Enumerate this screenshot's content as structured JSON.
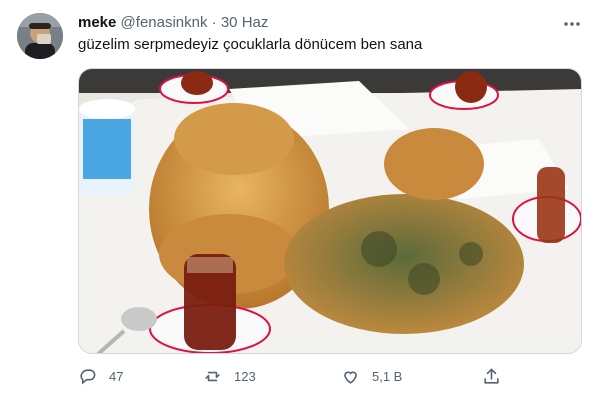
{
  "tweet": {
    "display_name": "meke",
    "handle": "@fenasinknk",
    "separator": "·",
    "date": "30 Haz",
    "text": "güzelim serpmedeyiz çocuklarla dönücem ben sana",
    "media": {
      "icon": "photo"
    },
    "actions": {
      "reply_count": "47",
      "retweet_count": "123",
      "like_count": "5,1 B"
    }
  },
  "colors": {
    "text_primary": "#0f1419",
    "text_secondary": "#536471",
    "border": "#cfd9de"
  }
}
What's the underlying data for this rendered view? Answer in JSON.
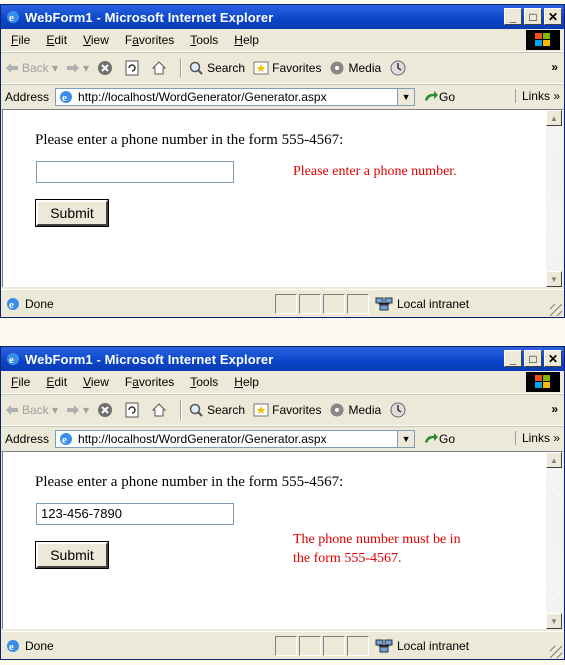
{
  "windows": [
    {
      "title": "WebForm1 - Microsoft Internet Explorer",
      "menu": [
        "File",
        "Edit",
        "View",
        "Favorites",
        "Tools",
        "Help"
      ],
      "menu_underline": [
        "F",
        "E",
        "V",
        "a",
        "T",
        "H"
      ],
      "toolbar": {
        "back": "Back",
        "search": "Search",
        "favorites": "Favorites",
        "media": "Media"
      },
      "address": {
        "label": "Address",
        "url": "http://localhost/WordGenerator/Generator.aspx",
        "go": "Go",
        "links": "Links"
      },
      "page": {
        "prompt": "Please enter a phone number in the form 555-4567:",
        "phone_value": "",
        "submit_label": "Submit",
        "error_lines": [
          "Please enter a phone number."
        ]
      },
      "status": {
        "text": "Done",
        "zone": "Local intranet"
      }
    },
    {
      "title": "WebForm1 - Microsoft Internet Explorer",
      "menu": [
        "File",
        "Edit",
        "View",
        "Favorites",
        "Tools",
        "Help"
      ],
      "menu_underline": [
        "F",
        "E",
        "V",
        "a",
        "T",
        "H"
      ],
      "toolbar": {
        "back": "Back",
        "search": "Search",
        "favorites": "Favorites",
        "media": "Media"
      },
      "address": {
        "label": "Address",
        "url": "http://localhost/WordGenerator/Generator.aspx",
        "go": "Go",
        "links": "Links"
      },
      "page": {
        "prompt": "Please enter a phone number in the form 555-4567:",
        "phone_value": "123-456-7890",
        "submit_label": "Submit",
        "error_lines": [
          "The phone number must be in",
          "the form 555-4567."
        ]
      },
      "status": {
        "text": "Done",
        "zone": "Local intranet"
      }
    }
  ],
  "colors": {
    "titlebar": "#0a45c9",
    "error_text": "#e00000",
    "chrome": "#ece9d8"
  },
  "icons": [
    "ie-icon",
    "minimize-icon",
    "maximize-icon",
    "close-icon",
    "windows-logo-icon",
    "back-arrow-icon",
    "forward-arrow-icon",
    "stop-icon",
    "refresh-icon",
    "home-icon",
    "search-icon",
    "favorites-icon",
    "media-icon",
    "history-icon",
    "page-icon",
    "go-arrow-icon",
    "intranet-icon"
  ]
}
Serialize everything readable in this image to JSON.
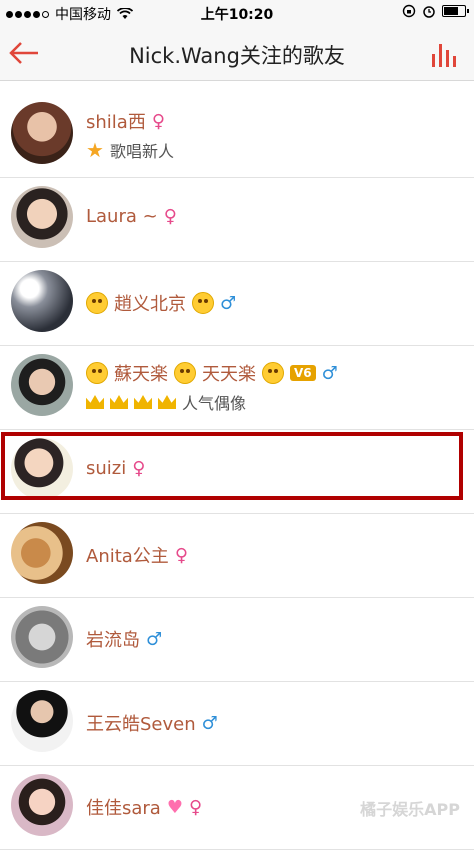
{
  "status_bar": {
    "carrier": "中国移动",
    "time": "上午10:20"
  },
  "nav": {
    "title": "Nick.Wang关注的歌友"
  },
  "users": [
    {
      "name": "shila西",
      "gender": "female",
      "badge_icon": "star-icon",
      "badge_text": "歌唱新人"
    },
    {
      "name": "Laura ~",
      "gender": "female"
    },
    {
      "name": "趙义北京",
      "gender": "male"
    },
    {
      "name": "蘇天楽",
      "name2": "天天楽",
      "vip_badge": "V6",
      "gender": "male",
      "badge_icon": "crown-icon",
      "badge_text": "人气偶像"
    },
    {
      "name": "suizi",
      "gender": "female"
    },
    {
      "name": "Anita公主",
      "gender": "female"
    },
    {
      "name": "岩流岛",
      "gender": "male"
    },
    {
      "name": "王云皓Seven",
      "gender": "male"
    },
    {
      "name": "佳佳sara",
      "gender": "female"
    }
  ],
  "gender_symbols": {
    "female": "♀",
    "male": "♂"
  },
  "watermark": "橘子娱乐APP",
  "colors": {
    "name": "#b05a3c",
    "female": "#e64a8b",
    "male": "#2e8fd8",
    "highlight": "#b00000",
    "accent": "#e0463a"
  }
}
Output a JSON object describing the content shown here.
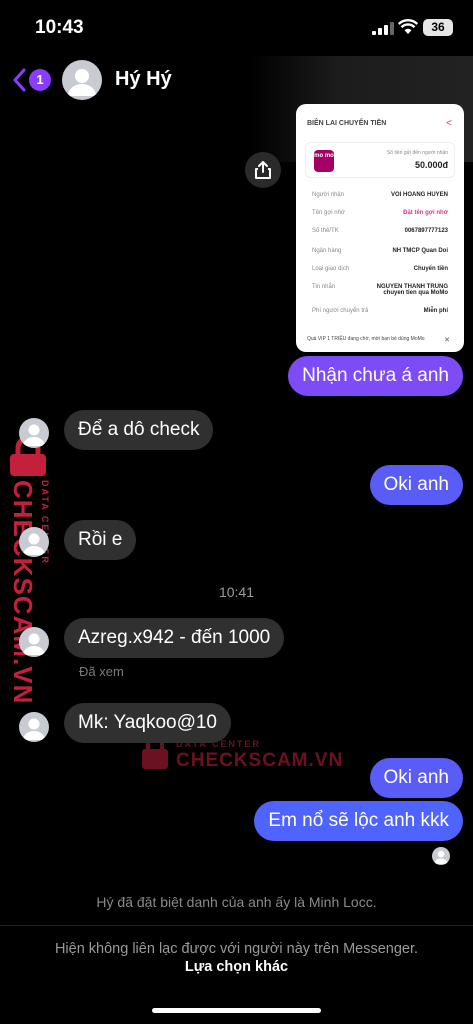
{
  "status_bar": {
    "time": "10:43",
    "battery": "36"
  },
  "header": {
    "unread_count": "1",
    "contact_name": "Hý Hý"
  },
  "receipt": {
    "title": "BIÊN LAI CHUYỂN TIỀN",
    "logo": "mo mo",
    "amount_label": "Số tiền gửi đến người nhận",
    "amount": "50.000đ",
    "rows": [
      {
        "key": "Người nhận",
        "value": "VOI HOANG HUYEN"
      },
      {
        "key": "Tên gợi nhớ",
        "value": "Đặt tên gợi nhớ"
      },
      {
        "key": "Số thẻ/TK",
        "value": "0067897777123"
      },
      {
        "key": "Ngân hàng",
        "value": "NH TMCP Quan Doi"
      },
      {
        "key": "Loại giao dịch",
        "value": "Chuyển tiền"
      },
      {
        "key": "Tin nhắn",
        "value": "NGUYEN THANH TRUNG chuyen tien qua MoMo"
      },
      {
        "key": "Phí người chuyển trả",
        "value": "Miễn phí"
      }
    ],
    "footer": "Quà VIP 1 TRIỆU đang chờ, mời bạn bè dùng MoMo"
  },
  "messages": [
    {
      "text": "Nhận chưa á anh"
    },
    {
      "text": "Để a dô check"
    },
    {
      "text": "Oki anh"
    },
    {
      "text": "Rồi e"
    },
    {
      "text": "Azreg.x942 - đến 1000"
    },
    {
      "text": "Mk: Yaqkoo@10"
    },
    {
      "text": "Oki anh"
    },
    {
      "text": "Em nổ sẽ lộc anh kkk"
    }
  ],
  "timestamp": "10:41",
  "seen_label": "Đã xem",
  "nickname_notice": "Hý đã đặt biệt danh của anh ấy là Minh Locc.",
  "unavailable_notice": "Hiện không liên lạc được với người này trên Messenger.",
  "other_options": "Lựa chọn khác",
  "watermark": {
    "brand": "CHECKSCAM.VN",
    "sub": "DATA CENTER"
  },
  "colors": {
    "accent": "#8b3dff",
    "outgoing": "#5a5cf6",
    "incoming": "#303030",
    "watermark": "#c41f3b"
  }
}
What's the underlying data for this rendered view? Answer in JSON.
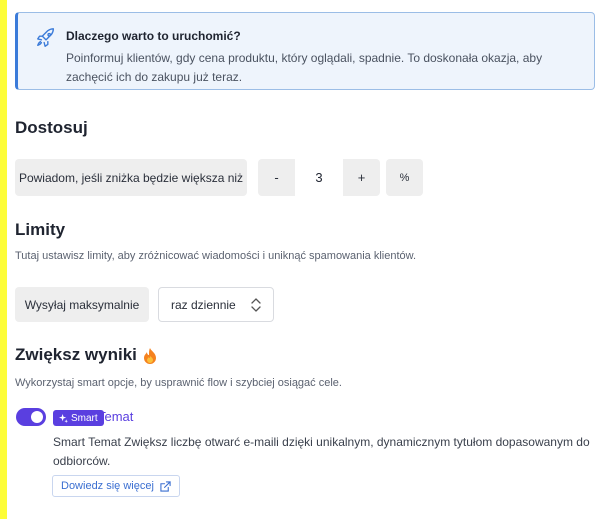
{
  "info": {
    "icon": "rocket-icon",
    "title": "Dlaczego warto to uruchomić?",
    "description": "Poinformuj klientów, gdy cena produktu, który oglądali, spadnie. To doskonała okazja, aby zachęcić ich do zakupu już teraz."
  },
  "customize": {
    "heading": "Dostosuj",
    "condition_label": "Powiadom, jeśli zniżka będzie większa niż",
    "minus_label": "-",
    "value": "3",
    "plus_label": "+",
    "unit": "%"
  },
  "limits": {
    "heading": "Limity",
    "description": "Tutaj ustawisz limity, aby zróżnicować wiadomości i uniknąć spamowania klientów.",
    "send_label": "Wysyłaj maksymalnie",
    "frequency_value": "raz dziennie"
  },
  "boost": {
    "heading": "Zwiększ wyniki",
    "icon": "fire-icon",
    "description": "Wykorzystaj smart opcje, by usprawnić flow i szybciej osiągać cele.",
    "toggle_on": true,
    "badge_label": "Smart",
    "option_title": "Temat",
    "option_description": "Smart Temat Zwiększ liczbę otwarć e-maili dzięki unikalnym, dynamicznym tytułom dopasowanym do odbiorców.",
    "learn_more": "Dowiedz się więcej"
  },
  "colors": {
    "accent": "#5a3fe0",
    "info_border": "#3b7bd9",
    "background_edge": "#fdfd38"
  }
}
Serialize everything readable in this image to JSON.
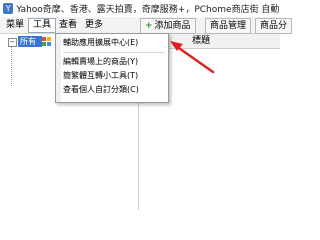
{
  "window": {
    "title": "Yahoo奇摩、香港、露天拍賣，奇摩服務+，PChome商店街 自動上傳"
  },
  "menubar": {
    "items": [
      "菜單",
      "工具",
      "查看",
      "更多"
    ]
  },
  "toolbar": {
    "add_product": "添加商品",
    "product_manage": "商品管理",
    "product_category": "商品分"
  },
  "tree": {
    "root_label": "所有"
  },
  "table": {
    "title_header": "標題"
  },
  "dropdown": {
    "items": [
      "輔助應用擴展中心(E)",
      "編輯賣場上的商品(Y)",
      "簡繁體互轉小工具(T)",
      "查看個人自訂分類(C)"
    ]
  },
  "annotation": {
    "arrow_color": "#e02020"
  }
}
______
[WHAT THE TASK ASKS]: Determine how many lines of the listing above hold the word "watermark". Report that number without anything else.

[WRITTEN SOLUTION]: 3